SHORT PROBLEM ▸
Every line with the word "organização" in it should be extracted from the data that follows.

RECORDS PROVIDED ▸
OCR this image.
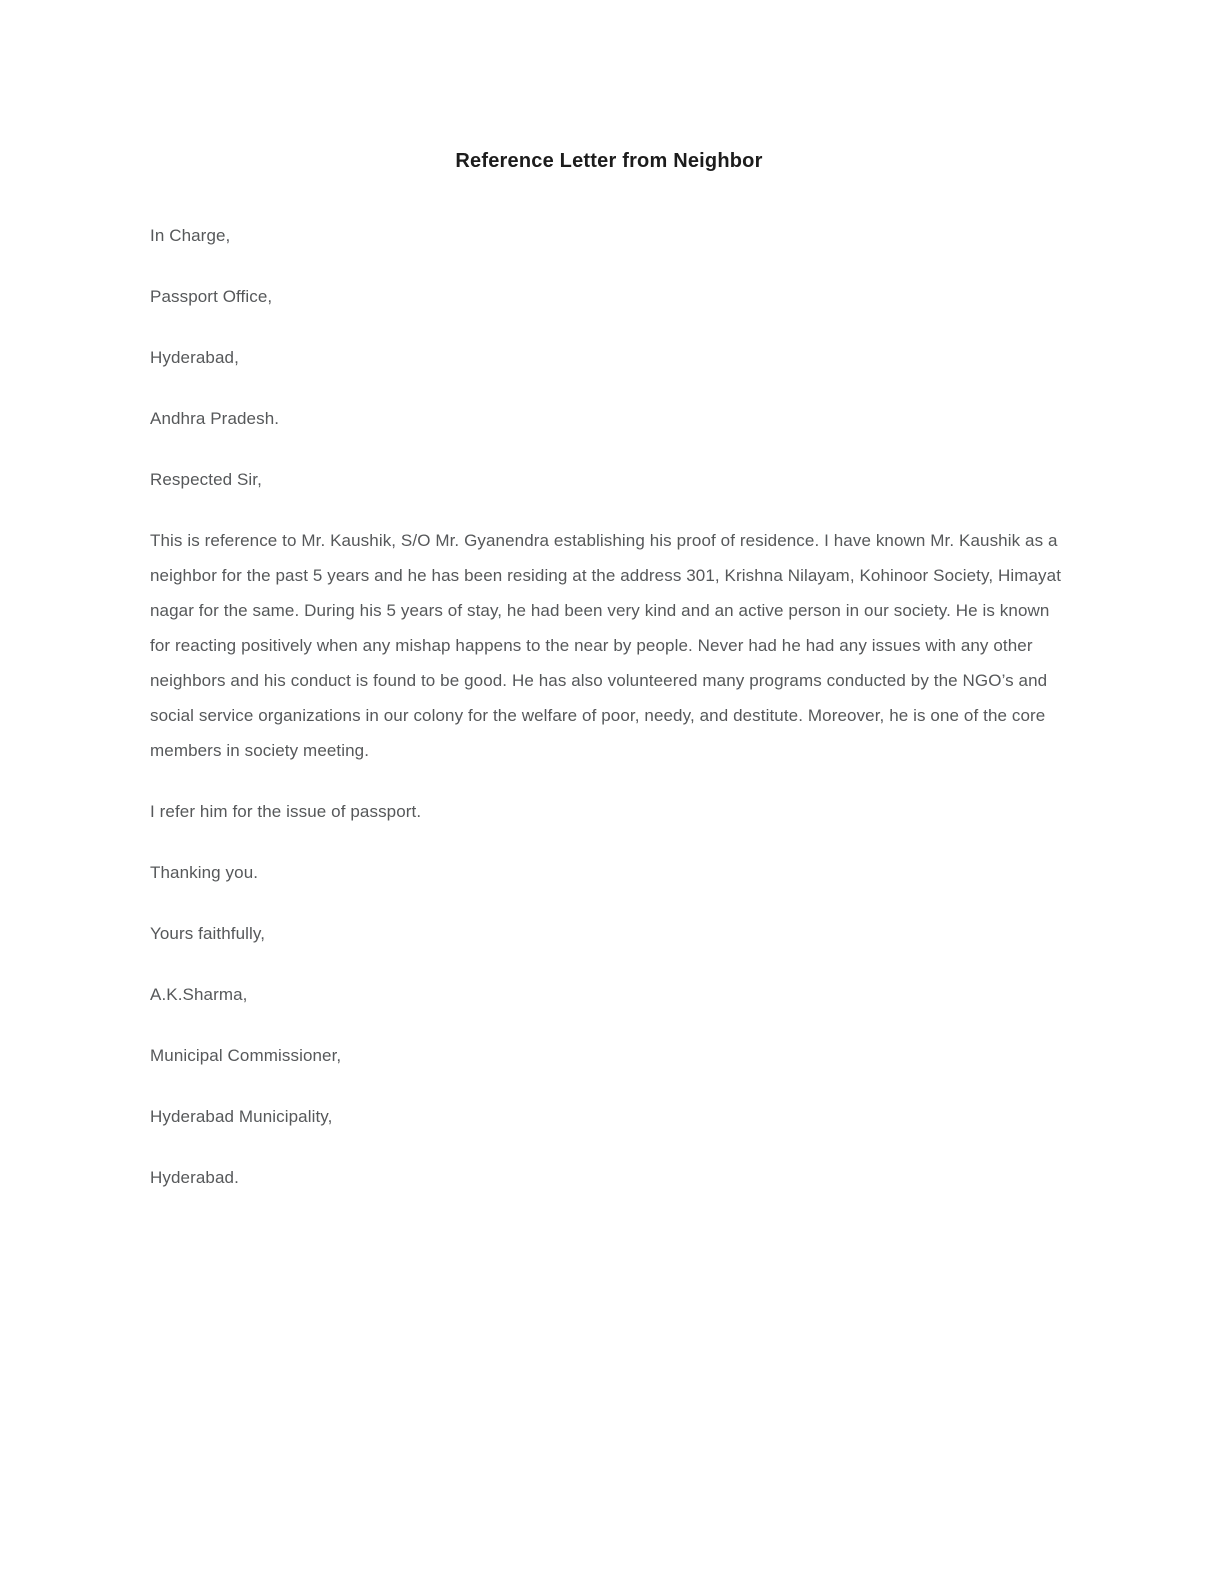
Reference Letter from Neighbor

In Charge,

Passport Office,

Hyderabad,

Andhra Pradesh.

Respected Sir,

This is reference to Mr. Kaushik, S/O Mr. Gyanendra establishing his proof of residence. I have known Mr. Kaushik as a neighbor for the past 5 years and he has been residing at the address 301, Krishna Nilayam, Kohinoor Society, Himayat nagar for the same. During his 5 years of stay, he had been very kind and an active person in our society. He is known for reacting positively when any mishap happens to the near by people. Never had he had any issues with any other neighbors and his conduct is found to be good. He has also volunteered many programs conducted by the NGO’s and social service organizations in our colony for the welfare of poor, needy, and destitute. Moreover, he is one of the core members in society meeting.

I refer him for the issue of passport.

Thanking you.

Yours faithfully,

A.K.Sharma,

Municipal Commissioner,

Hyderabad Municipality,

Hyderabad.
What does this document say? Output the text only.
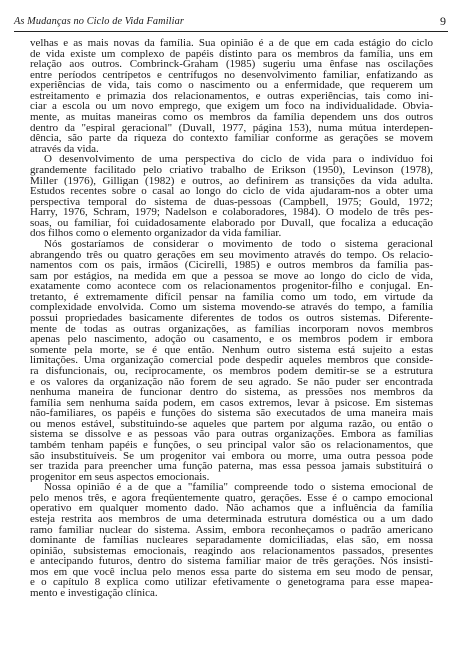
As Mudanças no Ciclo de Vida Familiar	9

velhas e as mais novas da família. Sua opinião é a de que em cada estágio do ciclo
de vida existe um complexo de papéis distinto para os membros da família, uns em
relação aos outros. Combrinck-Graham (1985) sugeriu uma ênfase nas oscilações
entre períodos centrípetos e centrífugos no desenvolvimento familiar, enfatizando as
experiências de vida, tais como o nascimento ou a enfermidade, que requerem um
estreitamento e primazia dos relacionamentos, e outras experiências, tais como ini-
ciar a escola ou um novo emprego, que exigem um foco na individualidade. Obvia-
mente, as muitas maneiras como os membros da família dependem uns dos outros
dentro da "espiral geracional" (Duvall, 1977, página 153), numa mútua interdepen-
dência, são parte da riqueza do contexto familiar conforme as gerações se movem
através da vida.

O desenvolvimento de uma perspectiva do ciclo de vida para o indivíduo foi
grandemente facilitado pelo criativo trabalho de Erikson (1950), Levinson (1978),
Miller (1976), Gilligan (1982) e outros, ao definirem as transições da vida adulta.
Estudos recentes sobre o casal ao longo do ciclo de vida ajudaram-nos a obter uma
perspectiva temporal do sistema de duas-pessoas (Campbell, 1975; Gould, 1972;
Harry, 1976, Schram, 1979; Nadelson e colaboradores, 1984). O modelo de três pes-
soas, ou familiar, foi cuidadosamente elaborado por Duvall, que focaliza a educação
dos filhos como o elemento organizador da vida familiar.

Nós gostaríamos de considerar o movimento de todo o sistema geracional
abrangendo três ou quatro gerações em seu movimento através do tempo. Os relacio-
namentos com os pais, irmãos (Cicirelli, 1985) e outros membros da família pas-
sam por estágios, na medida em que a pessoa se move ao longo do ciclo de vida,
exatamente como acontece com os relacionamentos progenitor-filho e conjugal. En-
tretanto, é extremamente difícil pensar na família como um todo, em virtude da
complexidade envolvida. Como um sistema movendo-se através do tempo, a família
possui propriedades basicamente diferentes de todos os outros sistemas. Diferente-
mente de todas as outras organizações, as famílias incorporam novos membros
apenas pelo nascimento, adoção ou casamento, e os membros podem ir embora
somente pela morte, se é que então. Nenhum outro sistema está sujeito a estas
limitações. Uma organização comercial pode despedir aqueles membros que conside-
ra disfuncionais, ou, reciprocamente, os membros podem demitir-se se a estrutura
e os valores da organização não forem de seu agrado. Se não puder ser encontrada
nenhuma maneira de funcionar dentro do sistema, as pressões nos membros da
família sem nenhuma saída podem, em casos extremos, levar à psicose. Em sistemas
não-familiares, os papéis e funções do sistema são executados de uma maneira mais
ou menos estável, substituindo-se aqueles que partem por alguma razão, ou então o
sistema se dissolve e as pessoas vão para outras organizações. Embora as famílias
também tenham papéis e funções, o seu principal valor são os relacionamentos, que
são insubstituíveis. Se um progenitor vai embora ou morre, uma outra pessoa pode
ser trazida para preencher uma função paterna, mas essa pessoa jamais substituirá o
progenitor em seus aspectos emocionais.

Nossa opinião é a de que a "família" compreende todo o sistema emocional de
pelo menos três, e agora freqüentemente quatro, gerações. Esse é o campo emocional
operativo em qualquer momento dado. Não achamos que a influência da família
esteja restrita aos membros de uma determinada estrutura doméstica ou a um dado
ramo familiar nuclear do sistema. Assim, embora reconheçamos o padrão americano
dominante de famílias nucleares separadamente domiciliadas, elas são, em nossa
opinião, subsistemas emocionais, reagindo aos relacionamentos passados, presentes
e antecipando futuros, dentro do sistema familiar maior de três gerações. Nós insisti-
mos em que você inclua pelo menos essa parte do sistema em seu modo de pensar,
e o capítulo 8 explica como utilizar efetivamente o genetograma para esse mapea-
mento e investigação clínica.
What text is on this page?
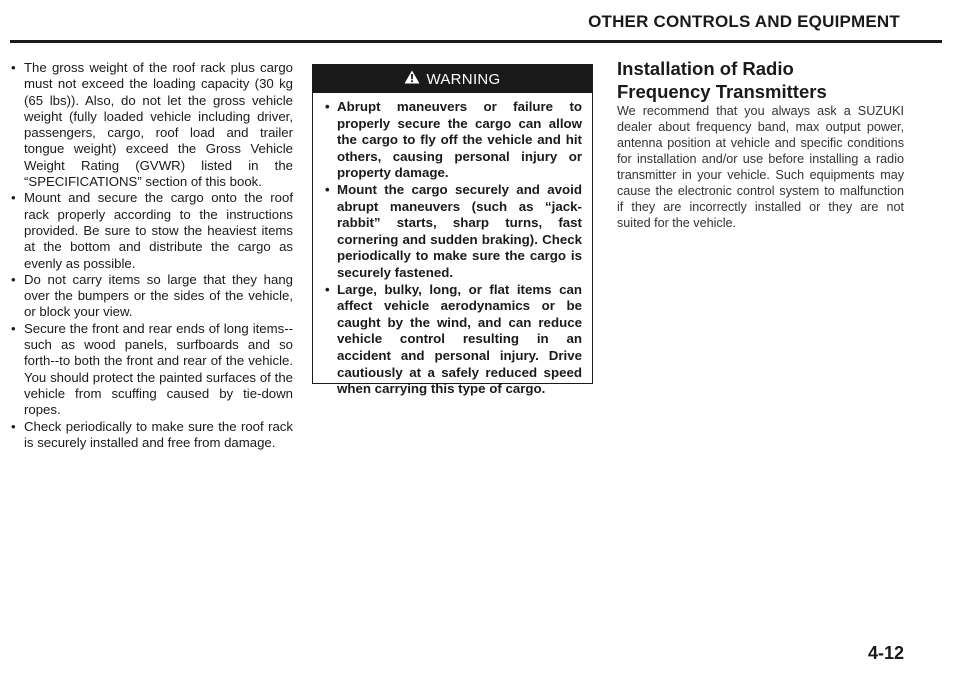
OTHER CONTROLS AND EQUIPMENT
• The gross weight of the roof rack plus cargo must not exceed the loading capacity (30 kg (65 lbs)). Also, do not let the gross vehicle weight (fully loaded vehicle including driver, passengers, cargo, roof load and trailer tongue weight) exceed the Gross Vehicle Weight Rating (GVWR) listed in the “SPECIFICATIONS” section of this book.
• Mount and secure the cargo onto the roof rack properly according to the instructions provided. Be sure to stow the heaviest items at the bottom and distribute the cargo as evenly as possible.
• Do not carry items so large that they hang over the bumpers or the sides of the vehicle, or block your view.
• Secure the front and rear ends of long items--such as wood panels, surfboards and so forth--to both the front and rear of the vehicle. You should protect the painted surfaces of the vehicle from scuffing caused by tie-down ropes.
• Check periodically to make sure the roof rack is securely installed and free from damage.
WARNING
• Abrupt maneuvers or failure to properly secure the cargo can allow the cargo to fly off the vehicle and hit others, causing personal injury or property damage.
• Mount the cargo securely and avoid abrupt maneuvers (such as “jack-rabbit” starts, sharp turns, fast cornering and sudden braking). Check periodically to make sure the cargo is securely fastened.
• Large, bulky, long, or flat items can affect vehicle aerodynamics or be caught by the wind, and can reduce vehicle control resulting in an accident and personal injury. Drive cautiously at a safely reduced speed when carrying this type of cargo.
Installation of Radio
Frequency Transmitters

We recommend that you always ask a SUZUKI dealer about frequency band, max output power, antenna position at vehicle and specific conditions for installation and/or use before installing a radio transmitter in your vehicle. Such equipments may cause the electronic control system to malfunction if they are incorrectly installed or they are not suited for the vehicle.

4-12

FULL SOLUTION ▸
limitações. Uma organização comercial pode despedir aqueles membros que conside-
e os valores da organização não forem de seu agrado. Se não puder ser encontrada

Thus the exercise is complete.